Leave out the images and repeat the listing below without a single change.

Rows from a dataset
•••••
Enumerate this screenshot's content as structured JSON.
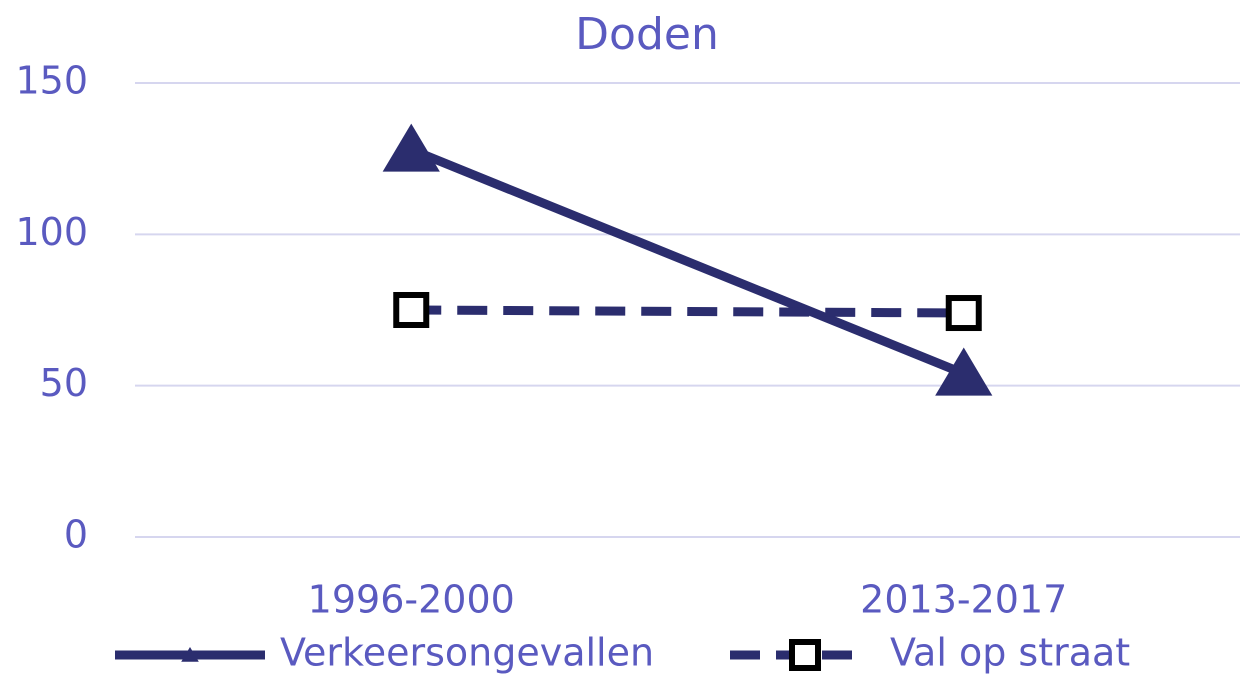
{
  "chart_data": {
    "type": "line",
    "title": "Doden",
    "categories": [
      "1996-2000",
      "2013-2017"
    ],
    "series": [
      {
        "name": "Verkeersongevallen",
        "color": "#2b2d6e",
        "marker": "triangle",
        "dash": "solid",
        "values": [
          128,
          54
        ]
      },
      {
        "name": "Val op straat",
        "color": "#2b2d6e",
        "marker": "square",
        "dash": "dashed",
        "values": [
          75,
          74
        ]
      }
    ],
    "ylim": [
      0,
      150
    ],
    "yticks": [
      0,
      50,
      100,
      150
    ],
    "grid": true,
    "legend": "bottom"
  }
}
•••••
## [Task output]
Enumerate this screenshot's content as structured JSON.
{
  "chart_data": {
    "type": "line",
    "title": "Doden",
    "categories": [
      "1996-2000",
      "2013-2017"
    ],
    "series": [
      {
        "name": "Verkeersongevallen",
        "color": "#2b2d6e",
        "marker": "triangle",
        "dash": "solid",
        "values": [
          128,
          54
        ]
      },
      {
        "name": "Val op straat",
        "color": "#2b2d6e",
        "marker": "square",
        "dash": "dashed",
        "values": [
          75,
          74
        ]
      }
    ],
    "ylim": [
      0,
      150
    ],
    "yticks": [
      0,
      50,
      100,
      150
    ],
    "grid": true,
    "legend": "bottom"
  }
}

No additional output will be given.